● **Data**:
* Begin *

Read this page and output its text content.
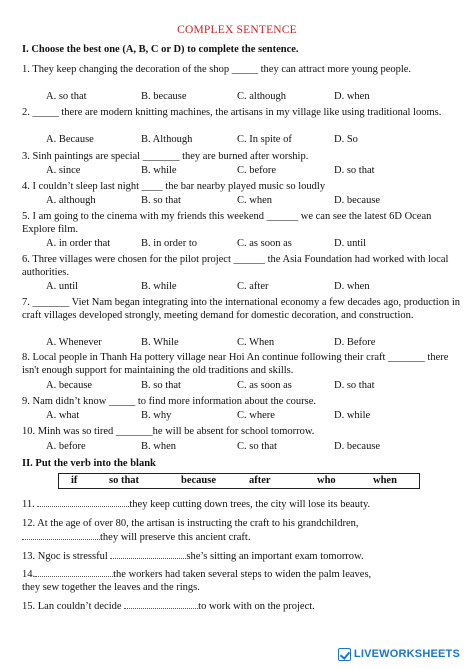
COMPLEX SENTENCE
I. Choose the best one (A, B, C or D) to complete the sentence.
1. They keep changing the decoration of the shop _____ they can attract more young people.
A. so that	B. because	C. although	D. when
2. _____ there are modern knitting machines, the artisans in my village like using traditional looms.
A. Because	B. Although	C. In spite of	D. So
3. Sinh paintings are special _______ they are burned after worship.
A. since	B. while	C. before	D. so that
4. I couldn’t sleep last night ____ the bar nearby played music so loudly
A. although	B. so that	C. when	D. because
5. I am going to the cinema with my friends this weekend ______ we can see the latest 6D Ocean Explore film.
A. in order that	B. in order to	C. as soon as	D. until
6. Three villages were chosen for the pilot project ______ the Asia Foundation had worked with local authorities.
A. until	B. while	C. after	D. when
7. _______ Viet Nam began integrating into the international economy a few decades ago, production in craft villages developed strongly, meeting demand for domestic decoration, and construction.
A. Whenever	B. While	C. When	D. Before
8. Local people in Thanh Ha pottery village near Hoi An continue following their craft _______ there isn't enough support for maintaining the old traditions and skills.
A. because	B. so that	C. as soon as	D. so that
9. Nam didn’t know _____ to find more information about the course.
A. what	B. why	C. where	D. while
10. Minh was so tired _______he will be absent for school tomorrow.
A. before	B. when	C. so that	D. because
II. Put the verb into the blank
if	so that	because	after	who	when
11.	they keep cutting down trees, the city will lose its beauty.
12. At the age of over 80, the artisan is instructing the craft to his grandchildren,
they will preserve this ancient craft.
13. Ngoc is stressful	she’s sitting an important exam tomorrow.
14.	the workers had taken several steps to widen the palm leaves,
they sew together the leaves and the rings.
15. Lan couldn’t decide	to work with on the project.
LIVEWORKSHEETS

* End *

● **What you should do**:
Which lines contain the word "soon"? Copy each one.

● **Answer to the exercise**:
A. in order that	B. in order to	C. as soon as	D. until
A. because	B. so that	C. as soon as	D. so that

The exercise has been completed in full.